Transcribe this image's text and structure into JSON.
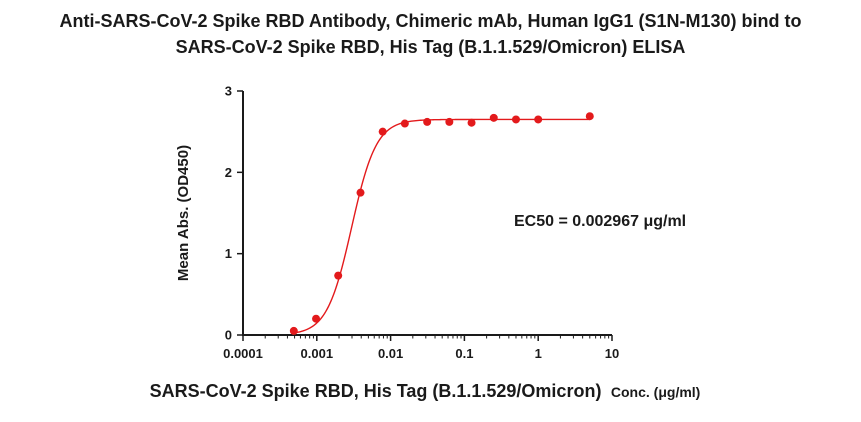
{
  "chart_data": {
    "type": "scatter",
    "title_lines": [
      "Anti-SARS-CoV-2 Spike RBD Antibody, Chimeric mAb, Human IgG1 (S1N-M130) bind to",
      "SARS-CoV-2 Spike RBD, His Tag (B.1.1.529/Omicron) ELISA"
    ],
    "xlabel_main": "SARS-CoV-2 Spike RBD, His Tag (B.1.1.529/Omicron)",
    "xlabel_unit": "Conc. (μg/ml)",
    "ylabel": "Mean Abs. (OD450)",
    "x_scale": "log",
    "xlim": [
      0.0001,
      10
    ],
    "ylim": [
      0,
      3
    ],
    "x_ticks": [
      0.0001,
      0.001,
      0.01,
      0.1,
      1,
      10
    ],
    "x_tick_labels": [
      "0.0001",
      "0.001",
      "0.01",
      "0.1",
      "1",
      "10"
    ],
    "y_ticks": [
      0,
      1,
      2,
      3
    ],
    "y_tick_labels": [
      "0",
      "1",
      "2",
      "3"
    ],
    "grid": false,
    "annotation": "EC50 = 0.002967 μg/ml",
    "series": [
      {
        "x": [
          0.000488,
          0.000977,
          0.00195,
          0.00391,
          0.00781,
          0.0156,
          0.0313,
          0.0625,
          0.125,
          0.25,
          0.5,
          1,
          5
        ],
        "y": [
          0.05,
          0.2,
          0.73,
          1.75,
          2.5,
          2.6,
          2.62,
          2.62,
          2.61,
          2.67,
          2.65,
          2.65,
          2.69
        ],
        "color": "#e31a1c",
        "fit": {
          "model": "4PL",
          "bottom": 0.0,
          "top": 2.65,
          "ec50": 0.002967,
          "hill": 2.6
        }
      }
    ]
  }
}
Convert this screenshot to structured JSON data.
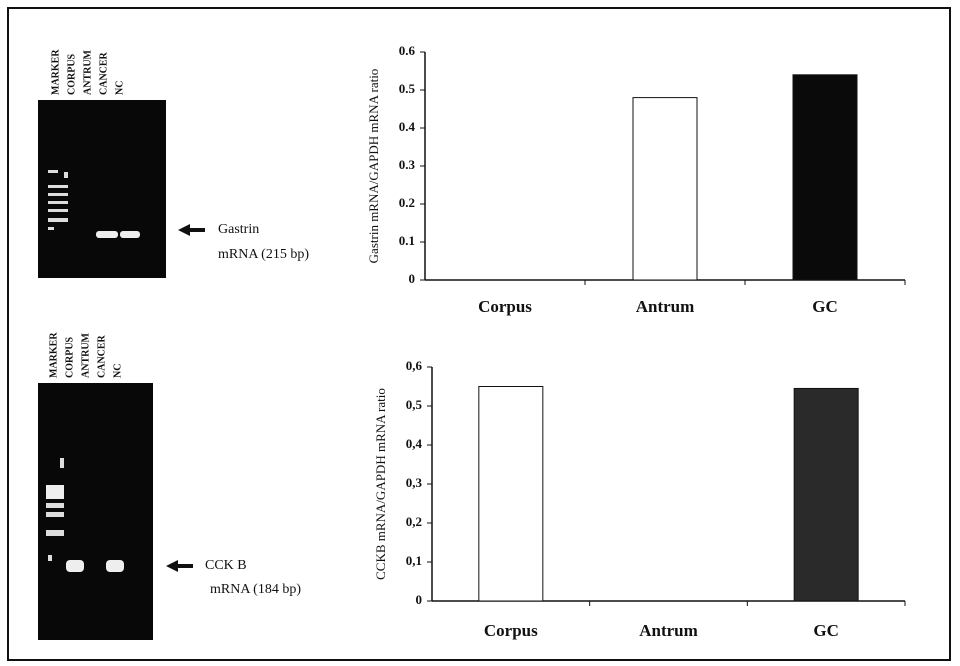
{
  "gels": [
    {
      "lanes": [
        "MARKER",
        "CORPUS",
        "ANTRUM",
        "CANCER",
        "NC"
      ],
      "annotation": [
        "Gastrin",
        "mRNA (215 bp)"
      ]
    },
    {
      "lanes": [
        "MARKER",
        "CORPUS",
        "ANTRUM",
        "CANCER",
        "NC"
      ],
      "annotation": [
        "CCK B",
        "mRNA (184 bp)"
      ]
    }
  ],
  "chart_data": [
    {
      "type": "bar",
      "y_label": "Gastrin mRNA/GAPDH mRNA ratio",
      "categories": [
        "Corpus",
        "Antrum",
        "GC"
      ],
      "values": [
        0,
        0.48,
        0.54
      ],
      "colors": [
        "#ffffff",
        "#ffffff",
        "#0a0a0a"
      ],
      "ylim": [
        0,
        0.6
      ],
      "yticks": [
        0,
        0.1,
        0.2,
        0.3,
        0.4,
        0.5,
        0.6
      ]
    },
    {
      "type": "bar",
      "y_label": "CCKB mRNA/GAPDH mRNA ratio",
      "categories": [
        "Corpus",
        "Antrum",
        "GC"
      ],
      "values": [
        0.55,
        0,
        0.545
      ],
      "colors": [
        "#ffffff",
        "#ffffff",
        "#2a2a2a"
      ],
      "ylim": [
        0,
        0.6
      ],
      "yticks": [
        0,
        {
          "value": 0.1,
          "label": "0,1"
        },
        {
          "value": 0.2,
          "label": "0,2"
        },
        {
          "value": 0.3,
          "label": "0,3"
        },
        {
          "value": 0.4,
          "label": "0,4"
        },
        {
          "value": 0.5,
          "label": "0,5"
        },
        {
          "value": 0.6,
          "label": "0,6"
        }
      ]
    }
  ]
}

........

## WHAT THE TASK ASKS
Would you please copy the listing exactly, omitting every picture?

## ANSWER TO THIS TASK
Transcribe this image's text and structure into JSON.
{
  "chart_data": {
    "type": "scatter",
    "title_lines": [
      "Anti-SARS-CoV-2 Spike RBD Antibody, Chimeric mAb, Human IgG1 (S1N-M130) bind to",
      "SARS-CoV-2 Spike RBD, His Tag (B.1.1.529/Omicron) ELISA"
    ],
    "xlabel_main": "SARS-CoV-2 Spike RBD, His Tag (B.1.1.529/Omicron)",
    "xlabel_unit": "Conc. (μg/ml)",
    "ylabel": "Mean Abs. (OD450)",
    "x_scale": "log",
    "xlim": [
      0.0001,
      10
    ],
    "ylim": [
      0,
      3
    ],
    "x_ticks": [
      0.0001,
      0.001,
      0.01,
      0.1,
      1,
      10
    ],
    "x_tick_labels": [
      "0.0001",
      "0.001",
      "0.01",
      "0.1",
      "1",
      "10"
    ],
    "y_ticks": [
      0,
      1,
      2,
      3
    ],
    "y_tick_labels": [
      "0",
      "1",
      "2",
      "3"
    ],
    "grid": false,
    "annotation": "EC50 = 0.002967 μg/ml",
    "series": [
      {
        "x": [
          0.000488,
          0.000977,
          0.00195,
          0.00391,
          0.00781,
          0.0156,
          0.0313,
          0.0625,
          0.125,
          0.25,
          0.5,
          1,
          5
        ],
        "y": [
          0.05,
          0.2,
          0.73,
          1.75,
          2.5,
          2.6,
          2.62,
          2.62,
          2.61,
          2.67,
          2.65,
          2.65,
          2.69
        ],
        "color": "#e31a1c",
        "fit": {
          "model": "4PL",
          "bottom": 0.0,
          "top": 2.65,
          "ec50": 0.002967,
          "hill": 2.6
        }
      }
    ]
  }
}
Convert this screenshot to structured JSON data.
{
  "gels": [
    {
      "lanes": [
        "MARKER",
        "CORPUS",
        "ANTRUM",
        "CANCER",
        "NC"
      ],
      "annotation": [
        "Gastrin",
        "mRNA (215 bp)"
      ]
    },
    {
      "lanes": [
        "MARKER",
        "CORPUS",
        "ANTRUM",
        "CANCER",
        "NC"
      ],
      "annotation": [
        "CCK B",
        "mRNA (184 bp)"
      ]
    }
  ],
  "chart_data": [
    {
      "type": "bar",
      "y_label": "Gastrin mRNA/GAPDH mRNA ratio",
      "categories": [
        "Corpus",
        "Antrum",
        "GC"
      ],
      "values": [
        0,
        0.48,
        0.54
      ],
      "colors": [
        "#ffffff",
        "#ffffff",
        "#0a0a0a"
      ],
      "ylim": [
        0,
        0.6
      ],
      "yticks": [
        0,
        0.1,
        0.2,
        0.3,
        0.4,
        0.5,
        0.6
      ]
    },
    {
      "type": "bar",
      "y_label": "CCKB mRNA/GAPDH mRNA ratio",
      "categories": [
        "Corpus",
        "Antrum",
        "GC"
      ],
      "values": [
        0.55,
        0,
        0.545
      ],
      "colors": [
        "#ffffff",
        "#ffffff",
        "#2a2a2a"
      ],
      "ylim": [
        0,
        0.6
      ],
      "yticks": [
        0,
        {
          "value": 0.1,
          "label": "0,1"
        },
        {
          "value": 0.2,
          "label": "0,2"
        },
        {
          "value": 0.3,
          "label": "0,3"
        },
        {
          "value": 0.4,
          "label": "0,4"
        },
        {
          "value": 0.5,
          "label": "0,5"
        },
        {
          "value": 0.6,
          "label": "0,6"
        }
      ]
    }
  ]
}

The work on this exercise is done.